**Material for this exercise:**

· · · ·

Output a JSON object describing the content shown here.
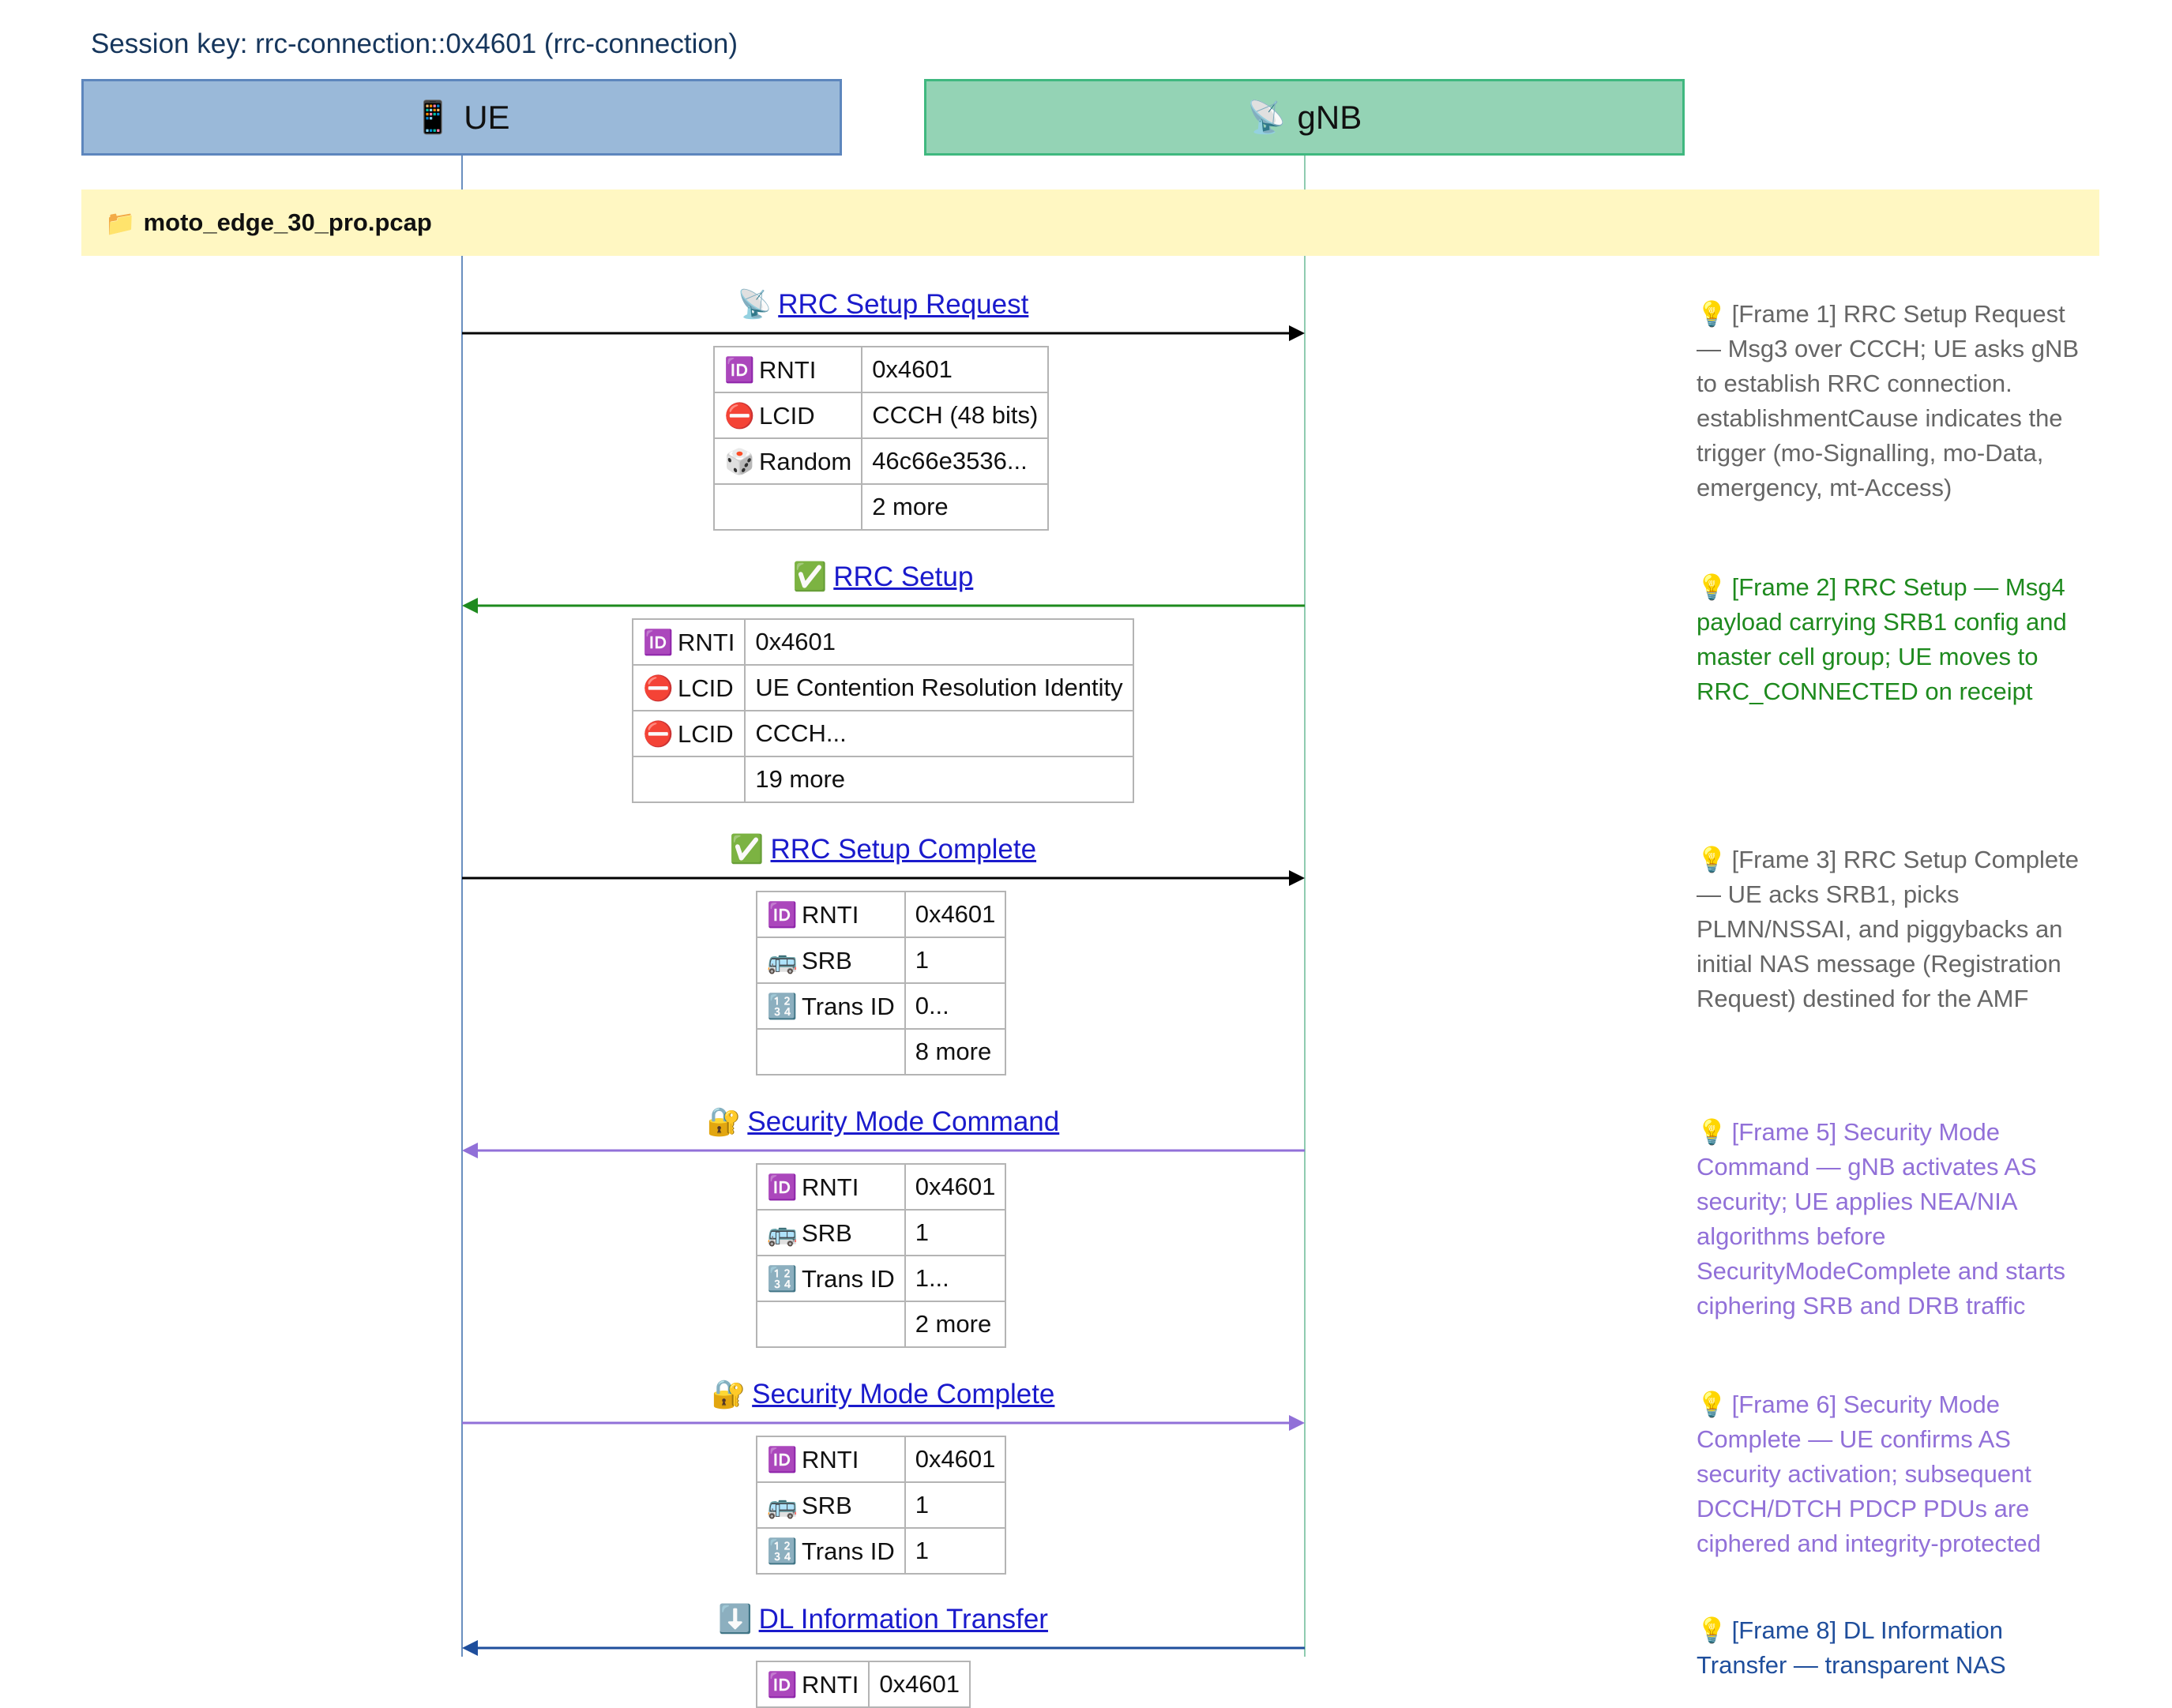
{
  "session_key": "Session key: rrc-connection::0x4601 (rrc-connection)",
  "actors": {
    "ue": {
      "icon": "📱",
      "icon_name": "mobile-phone-icon",
      "label": "UE",
      "color": "#9ab9d9"
    },
    "gnb": {
      "icon": "📡",
      "icon_name": "satellite-antenna-icon",
      "label": "gNB",
      "color": "#94d3b5"
    }
  },
  "file": {
    "icon": "📁",
    "name": "moto_edge_30_pro.pcap"
  },
  "messages": [
    {
      "icon": "📡",
      "title": "RRC Setup Request",
      "direction": "ue_to_gnb",
      "color": "#000000",
      "fields": [
        {
          "icon": "🆔",
          "key": "RNTI",
          "value": "0x4601"
        },
        {
          "icon": "⛔",
          "key": "LCID",
          "value": "CCCH (48 bits)"
        },
        {
          "icon": "🎲",
          "key": "Random",
          "value": "46c66e3536..."
        },
        {
          "icon": "",
          "key": "",
          "value": "2 more"
        }
      ],
      "note": "[Frame 1] RRC Setup Request — Msg3 over CCCH; UE asks gNB to establish RRC connection. establishmentCause indicates the trigger (mo-Signalling, mo-Data, emergency, mt-Access)",
      "note_color": "#666666"
    },
    {
      "icon": "✅",
      "title": "RRC Setup",
      "direction": "gnb_to_ue",
      "color": "#1e8a1e",
      "fields": [
        {
          "icon": "🆔",
          "key": "RNTI",
          "value": "0x4601"
        },
        {
          "icon": "⛔",
          "key": "LCID",
          "value": "UE Contention Resolution Identity"
        },
        {
          "icon": "⛔",
          "key": "LCID",
          "value": "CCCH..."
        },
        {
          "icon": "",
          "key": "",
          "value": "19 more"
        }
      ],
      "note": "[Frame 2] RRC Setup — Msg4 payload carrying SRB1 config and master cell group; UE moves to RRC_CONNECTED on receipt",
      "note_color": "#1e8a1e"
    },
    {
      "icon": "✅",
      "title": "RRC Setup Complete",
      "direction": "ue_to_gnb",
      "color": "#000000",
      "fields": [
        {
          "icon": "🆔",
          "key": "RNTI",
          "value": "0x4601"
        },
        {
          "icon": "🚌",
          "key": "SRB",
          "value": "1"
        },
        {
          "icon": "🔢",
          "key": "Trans ID",
          "value": "0..."
        },
        {
          "icon": "",
          "key": "",
          "value": "8 more"
        }
      ],
      "note": "[Frame 3] RRC Setup Complete — UE acks SRB1, picks PLMN/NSSAI, and piggybacks an initial NAS message (Registration Request) destined for the AMF",
      "note_color": "#666666"
    },
    {
      "icon": "🔐",
      "title": "Security Mode Command",
      "direction": "gnb_to_ue",
      "color": "#9170d8",
      "fields": [
        {
          "icon": "🆔",
          "key": "RNTI",
          "value": "0x4601"
        },
        {
          "icon": "🚌",
          "key": "SRB",
          "value": "1"
        },
        {
          "icon": "🔢",
          "key": "Trans ID",
          "value": "1..."
        },
        {
          "icon": "",
          "key": "",
          "value": "2 more"
        }
      ],
      "note": "[Frame 5] Security Mode Command — gNB activates AS security; UE applies NEA/NIA algorithms before SecurityModeComplete and starts ciphering SRB and DRB traffic",
      "note_color": "#9170d8"
    },
    {
      "icon": "🔐",
      "title": "Security Mode Complete",
      "direction": "ue_to_gnb",
      "color": "#9170d8",
      "fields": [
        {
          "icon": "🆔",
          "key": "RNTI",
          "value": "0x4601"
        },
        {
          "icon": "🚌",
          "key": "SRB",
          "value": "1"
        },
        {
          "icon": "🔢",
          "key": "Trans ID",
          "value": "1"
        }
      ],
      "note": "[Frame 6] Security Mode Complete — UE confirms AS security activation; subsequent DCCH/DTCH PDCP PDUs are ciphered and integrity-protected",
      "note_color": "#9170d8"
    },
    {
      "icon": "⬇️",
      "title": "DL Information Transfer",
      "direction": "gnb_to_ue",
      "color": "#1f4e9c",
      "fields": [
        {
          "icon": "🆔",
          "key": "RNTI",
          "value": "0x4601"
        }
      ],
      "note": "[Frame 8] DL Information Transfer — transparent NAS",
      "note_color": "#1f4e9c"
    }
  ]
}
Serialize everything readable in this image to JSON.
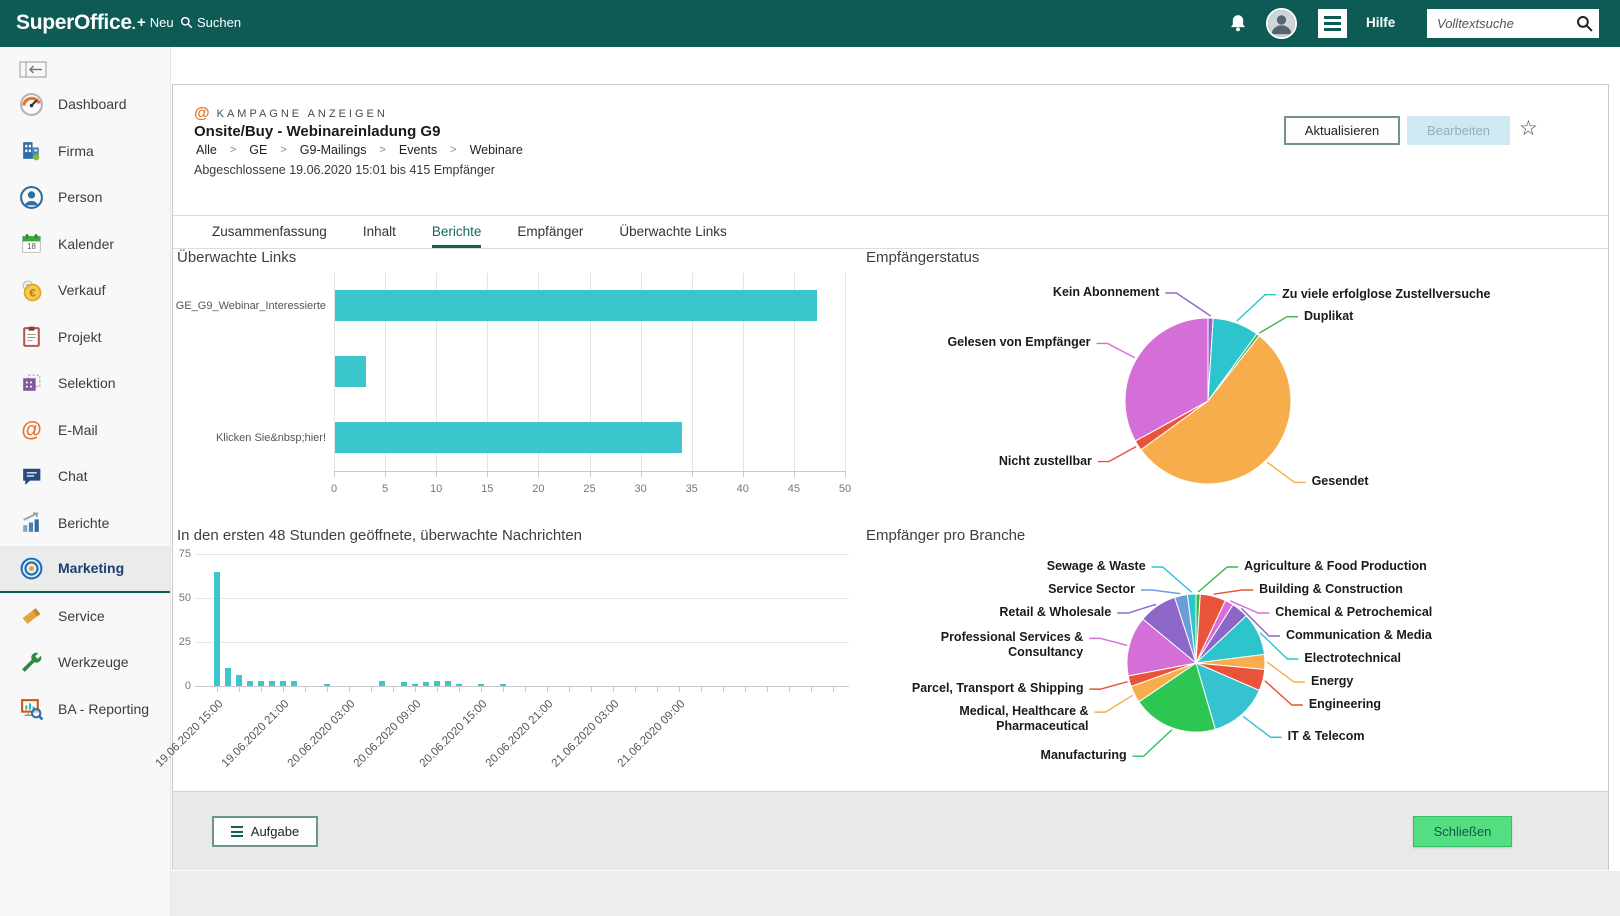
{
  "topbar": {
    "brand": "SuperOffice",
    "brand_dot": ".",
    "new_label": "Neu",
    "search_label": "Suchen",
    "help_label": "Hilfe",
    "fulltext_placeholder": "Volltextsuche"
  },
  "icons": {
    "star": "☆",
    "plus": "+"
  },
  "sidebar": {
    "items": [
      {
        "label": "Dashboard"
      },
      {
        "label": "Firma"
      },
      {
        "label": "Person"
      },
      {
        "label": "Kalender"
      },
      {
        "label": "Verkauf"
      },
      {
        "label": "Projekt"
      },
      {
        "label": "Selektion"
      },
      {
        "label": "E-Mail"
      },
      {
        "label": "Chat"
      },
      {
        "label": "Berichte"
      },
      {
        "label": "Marketing"
      },
      {
        "label": "Service"
      },
      {
        "label": "Werkzeuge"
      },
      {
        "label": "BA - Reporting"
      }
    ]
  },
  "campaign": {
    "kicker": "KAMPAGNE ANZEIGEN",
    "title": "Onsite/Buy - Webinareinladung G9",
    "breadcrumb": [
      "Alle",
      "GE",
      "G9-Mailings",
      "Events",
      "Webinare"
    ],
    "separator": ">",
    "status_line": "Abgeschlossene 19.06.2020 15:01 bis 415 Empfänger",
    "refresh_label": "Aktualisieren",
    "edit_label": "Bearbeiten"
  },
  "tabs": {
    "items": [
      {
        "label": "Zusammenfassung"
      },
      {
        "label": "Inhalt"
      },
      {
        "label": "Berichte"
      },
      {
        "label": "Empfänger"
      },
      {
        "label": "Überwachte Links"
      }
    ],
    "active": "Berichte"
  },
  "footer": {
    "task_label": "Aufgabe",
    "close_label": "Schließen"
  },
  "chart_data": [
    {
      "type": "bar",
      "orientation": "horizontal",
      "title": "Überwachte Links",
      "categories": [
        "GE_G9_Webinar_Interessierte",
        "",
        "Klicken Sie&nbsp;hier!"
      ],
      "values": [
        47.2,
        3,
        34
      ],
      "xlim": [
        0,
        50
      ],
      "xticks": [
        0,
        5,
        10,
        15,
        20,
        25,
        30,
        35,
        40,
        45,
        50
      ],
      "bar_color": "#3bc6cd",
      "grid": true
    },
    {
      "type": "pie",
      "title": "Empfängerstatus",
      "slices": [
        {
          "label": "Kein Abonnement",
          "value": 1,
          "color": "#9a65c9",
          "side": "left"
        },
        {
          "label": "Zu viele erfolglose Zustellversuche",
          "value": 9,
          "color": "#2cc4cd",
          "side": "right"
        },
        {
          "label": "Duplikat",
          "value": 0.6,
          "color": "#3bb54a",
          "side": "right"
        },
        {
          "label": "Gesendet",
          "value": 54.4,
          "color": "#f8ad4c",
          "side": "right"
        },
        {
          "label": "Nicht zustellbar",
          "value": 2,
          "color": "#e8533a",
          "side": "left"
        },
        {
          "label": "Gelesen von Empfänger",
          "value": 33,
          "color": "#d56fd8",
          "side": "left"
        }
      ]
    },
    {
      "type": "bar",
      "orientation": "vertical",
      "title": "In den ersten 48 Stunden geöffnete, überwachte Nachrichten",
      "values": [
        65,
        10,
        6,
        3,
        3,
        3,
        3,
        3,
        0,
        0,
        1,
        0,
        0,
        0,
        0,
        3,
        0,
        2,
        1,
        2,
        3,
        3,
        1,
        0,
        1,
        0,
        1,
        0,
        0,
        0,
        0,
        0,
        0,
        0,
        0,
        0,
        0,
        0,
        0,
        0,
        0,
        0,
        0,
        0,
        0,
        0,
        0,
        0
      ],
      "ylim": [
        0,
        75
      ],
      "yticks": [
        0,
        25,
        50,
        75
      ],
      "xtick_labels": [
        {
          "slot": 0,
          "label": "19.06.2020 15:00"
        },
        {
          "slot": 6,
          "label": "19.06.2020 21:00"
        },
        {
          "slot": 12,
          "label": "20.06.2020 03:00"
        },
        {
          "slot": 18,
          "label": "20.06.2020 09:00"
        },
        {
          "slot": 24,
          "label": "20.06.2020 15:00"
        },
        {
          "slot": 30,
          "label": "20.06.2020 21:00"
        },
        {
          "slot": 36,
          "label": "21.06.2020 03:00"
        },
        {
          "slot": 42,
          "label": "21.06.2020 09:00"
        }
      ],
      "bar_color": "#3bc6cd",
      "grid": true
    },
    {
      "type": "pie",
      "title": "Empfänger pro Branche",
      "slices": [
        {
          "label": "Agriculture & Food Production",
          "value": 1,
          "color": "#3bb54a"
        },
        {
          "label": "Building & Construction",
          "value": 6,
          "color": "#e8533a"
        },
        {
          "label": "Chemical & Petrochemical",
          "value": 2,
          "color": "#d56fd8"
        },
        {
          "label": "Communication & Media",
          "value": 4,
          "color": "#8d67c8"
        },
        {
          "label": "Electrotechnical",
          "value": 10,
          "color": "#2cc4cd"
        },
        {
          "label": "Energy",
          "value": 3.5,
          "color": "#f8ad4c"
        },
        {
          "label": "Engineering",
          "value": 5,
          "color": "#e8533a"
        },
        {
          "label": "IT & Telecom",
          "value": 14,
          "color": "#35c4cf"
        },
        {
          "label": "Manufacturing",
          "value": 20,
          "color": "#2dc653"
        },
        {
          "label": "Medical, Healthcare & Pharmaceutical",
          "value": 4,
          "color": "#f8ad4c"
        },
        {
          "label": "Parcel, Transport & Shipping",
          "value": 2.5,
          "color": "#e8533a"
        },
        {
          "label": "Professional Services & Consultancy",
          "value": 14,
          "color": "#d56fd8"
        },
        {
          "label": "Retail & Wholesale",
          "value": 9,
          "color": "#8d67c8"
        },
        {
          "label": "Service Sector",
          "value": 3,
          "color": "#6b9bd8"
        },
        {
          "label": "Sewage & Waste",
          "value": 2,
          "color": "#2cc4cd"
        }
      ]
    }
  ]
}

· · · ·

**Goal:** Take every line above carrying "slot" and return it.

**Solution to this exercise:**
          "slot": 0,
          "slot": 6,
          "slot": 12,
          "slot": 18,
          "slot": 24,
          "slot": 30,
          "slot": 36,
          "slot": 42,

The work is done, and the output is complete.